EXTRACTED RECORDS
★ ★ ★

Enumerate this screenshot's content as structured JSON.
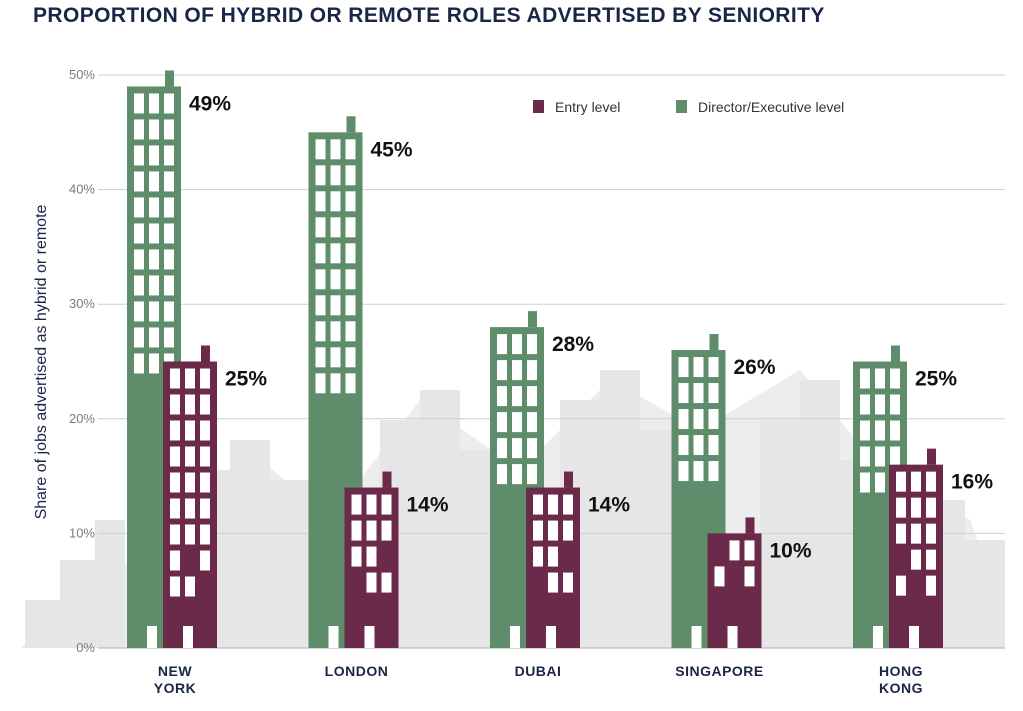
{
  "chart_data": {
    "type": "bar",
    "title": "PROPORTION OF HYBRID OR REMOTE ROLES ADVERTISED BY SENIORITY",
    "ylabel": "Share of jobs advertised as hybrid or remote",
    "xlabel": "",
    "ylim": [
      0,
      50
    ],
    "yticks": [
      "0%",
      "10%",
      "20%",
      "30%",
      "40%",
      "50%"
    ],
    "grid": true,
    "legend_position": "top-right",
    "categories": [
      [
        "NEW",
        "YORK"
      ],
      [
        "LONDON"
      ],
      [
        "DUBAI"
      ],
      [
        "SINGAPORE"
      ],
      [
        "HONG",
        "KONG"
      ]
    ],
    "series": [
      {
        "name": "Director/Executive level",
        "color": "#5f8d6b",
        "values": [
          49,
          45,
          28,
          26,
          25
        ],
        "labels": [
          "49%",
          "45%",
          "28%",
          "26%",
          "25%"
        ]
      },
      {
        "name": "Entry level",
        "color": "#6b2a4a",
        "values": [
          25,
          14,
          14,
          10,
          16
        ],
        "labels": [
          "25%",
          "14%",
          "14%",
          "10%",
          "16%"
        ]
      }
    ],
    "legend_order": [
      "Entry level",
      "Director/Executive level"
    ]
  },
  "colors": {
    "title": "#1b2547",
    "grid": "#cfcfcf",
    "skyline": "#e6e6e6"
  }
}
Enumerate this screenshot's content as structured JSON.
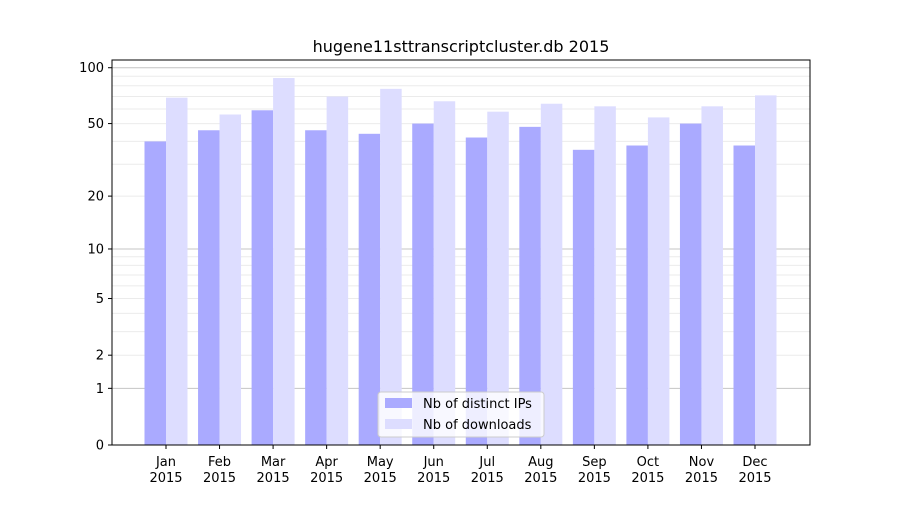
{
  "chart_data": {
    "type": "bar",
    "title": "hugene11sttranscriptcluster.db 2015",
    "xlabel": "",
    "ylabel": "",
    "yscale": "log(1+y)",
    "ylim": [
      0,
      110
    ],
    "yticks": [
      0,
      1,
      2,
      5,
      10,
      20,
      50,
      100
    ],
    "grid": true,
    "legend_placement": "lower-center",
    "categories": [
      "Jan\n2015",
      "Feb\n2015",
      "Mar\n2015",
      "Apr\n2015",
      "May\n2015",
      "Jun\n2015",
      "Jul\n2015",
      "Aug\n2015",
      "Sep\n2015",
      "Oct\n2015",
      "Nov\n2015",
      "Dec\n2015"
    ],
    "series": [
      {
        "name": "Nb of distinct IPs",
        "color": "#aaaaff",
        "values": [
          40,
          46,
          59,
          46,
          44,
          50,
          42,
          48,
          36,
          38,
          50,
          38
        ]
      },
      {
        "name": "Nb of downloads",
        "color": "#ddddff",
        "values": [
          69,
          56,
          88,
          70,
          77,
          66,
          58,
          64,
          62,
          54,
          62,
          71
        ]
      }
    ]
  }
}
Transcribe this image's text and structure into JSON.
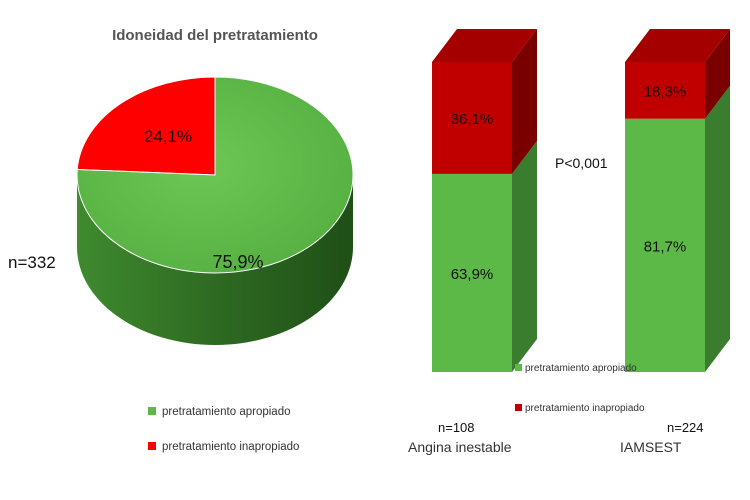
{
  "chart_data": [
    {
      "type": "pie",
      "title": "Idoneidad del pretratamiento",
      "n_label": "n=332",
      "slices": [
        {
          "label": "pretratamiento apropiado",
          "value": 75.9,
          "display": "75,9%",
          "color": "#5cb947"
        },
        {
          "label": "pretratamiento inapropiado",
          "value": 24.1,
          "display": "24,1%",
          "color": "#ff0000"
        }
      ],
      "legend": {
        "placement": "bottom",
        "items": [
          {
            "label": "pretratamiento apropiado",
            "color": "#5cb947"
          },
          {
            "label": "pretratamiento inapropiado",
            "color": "#ff0000"
          }
        ]
      }
    },
    {
      "type": "bar",
      "stacked": true,
      "percent": true,
      "categories": [
        "Angina inestable",
        "IAMSEST"
      ],
      "n_labels": [
        "n=108",
        "n=224"
      ],
      "series": [
        {
          "name": "pretratamiento apropiado",
          "color": "#5cb947",
          "values": [
            63.9,
            81.7
          ],
          "labels": [
            "63,9%",
            "81,7%"
          ]
        },
        {
          "name": "pretratamiento inapropiado",
          "color": "#c00000",
          "values": [
            36.1,
            18.3
          ],
          "labels": [
            "36,1%",
            "18,3%"
          ]
        }
      ],
      "annotation": "P<0,001",
      "legend": {
        "placement": "center",
        "items": [
          {
            "label": "pretratamiento apropiado",
            "color": "#5cb947"
          },
          {
            "label": "pretratamiento inapropiado",
            "color": "#c00000"
          }
        ]
      }
    }
  ]
}
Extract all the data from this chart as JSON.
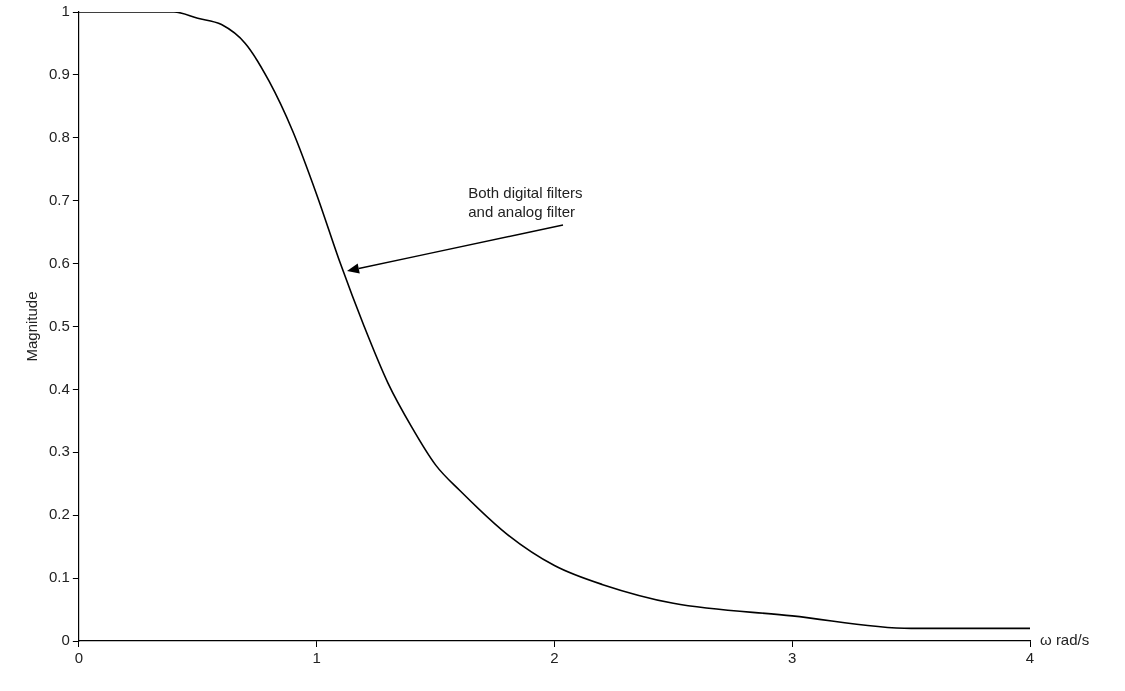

★ ★ ★

Go through the entries above and print each one exactly, minus the pictures.

Enumerate this screenshot's content as structured JSON.
{
  "chart_data": {
    "type": "bar",
    "title": "PROPORTION OF HYBRID OR REMOTE ROLES ADVERTISED BY SENIORITY",
    "ylabel": "Share of jobs advertised as hybrid or remote",
    "xlabel": "",
    "ylim": [
      0,
      50
    ],
    "yticks": [
      "0%",
      "10%",
      "20%",
      "30%",
      "40%",
      "50%"
    ],
    "grid": true,
    "legend_position": "top-right",
    "categories": [
      [
        "NEW",
        "YORK"
      ],
      [
        "LONDON"
      ],
      [
        "DUBAI"
      ],
      [
        "SINGAPORE"
      ],
      [
        "HONG",
        "KONG"
      ]
    ],
    "series": [
      {
        "name": "Director/Executive level",
        "color": "#5f8d6b",
        "values": [
          49,
          45,
          28,
          26,
          25
        ],
        "labels": [
          "49%",
          "45%",
          "28%",
          "26%",
          "25%"
        ]
      },
      {
        "name": "Entry level",
        "color": "#6b2a4a",
        "values": [
          25,
          14,
          14,
          10,
          16
        ],
        "labels": [
          "25%",
          "14%",
          "14%",
          "10%",
          "16%"
        ]
      }
    ],
    "legend_order": [
      "Entry level",
      "Director/Executive level"
    ]
  },
  "colors": {
    "title": "#1b2547",
    "grid": "#cfcfcf",
    "skyline": "#e6e6e6"
  }
}
Enumerate this screenshot's content as structured JSON.
{
  "chart_data": {
    "type": "bar",
    "title": "hugene11sttranscriptcluster.db 2015",
    "xlabel": "",
    "ylabel": "",
    "yscale": "log(1+y)",
    "ylim": [
      0,
      110
    ],
    "yticks": [
      0,
      1,
      2,
      5,
      10,
      20,
      50,
      100
    ],
    "grid": true,
    "legend_placement": "lower-center",
    "categories": [
      "Jan\n2015",
      "Feb\n2015",
      "Mar\n2015",
      "Apr\n2015",
      "May\n2015",
      "Jun\n2015",
      "Jul\n2015",
      "Aug\n2015",
      "Sep\n2015",
      "Oct\n2015",
      "Nov\n2015",
      "Dec\n2015"
    ],
    "series": [
      {
        "name": "Nb of distinct IPs",
        "color": "#aaaaff",
        "values": [
          40,
          46,
          59,
          46,
          44,
          50,
          42,
          48,
          36,
          38,
          50,
          38
        ]
      },
      {
        "name": "Nb of downloads",
        "color": "#ddddff",
        "values": [
          69,
          56,
          88,
          70,
          77,
          66,
          58,
          64,
          62,
          54,
          62,
          71
        ]
      }
    ]
  }
}
Transcribe this image's text and structure into JSON.
{
  "chart_data": [
    {
      "type": "pie",
      "title": "Idoneidad del pretratamiento",
      "n_label": "n=332",
      "slices": [
        {
          "label": "pretratamiento apropiado",
          "value": 75.9,
          "display": "75,9%",
          "color": "#5cb947"
        },
        {
          "label": "pretratamiento inapropiado",
          "value": 24.1,
          "display": "24,1%",
          "color": "#ff0000"
        }
      ],
      "legend": {
        "placement": "bottom",
        "items": [
          {
            "label": "pretratamiento apropiado",
            "color": "#5cb947"
          },
          {
            "label": "pretratamiento inapropiado",
            "color": "#ff0000"
          }
        ]
      }
    },
    {
      "type": "bar",
      "stacked": true,
      "percent": true,
      "categories": [
        "Angina inestable",
        "IAMSEST"
      ],
      "n_labels": [
        "n=108",
        "n=224"
      ],
      "series": [
        {
          "name": "pretratamiento apropiado",
          "color": "#5cb947",
          "values": [
            63.9,
            81.7
          ],
          "labels": [
            "63,9%",
            "81,7%"
          ]
        },
        {
          "name": "pretratamiento inapropiado",
          "color": "#c00000",
          "values": [
            36.1,
            18.3
          ],
          "labels": [
            "36,1%",
            "18,3%"
          ]
        }
      ],
      "annotation": "P<0,001",
      "legend": {
        "placement": "center",
        "items": [
          {
            "label": "pretratamiento apropiado",
            "color": "#5cb947"
          },
          {
            "label": "pretratamiento inapropiado",
            "color": "#c00000"
          }
        ]
      }
    }
  ]
}
Extract all the data from this chart as JSON.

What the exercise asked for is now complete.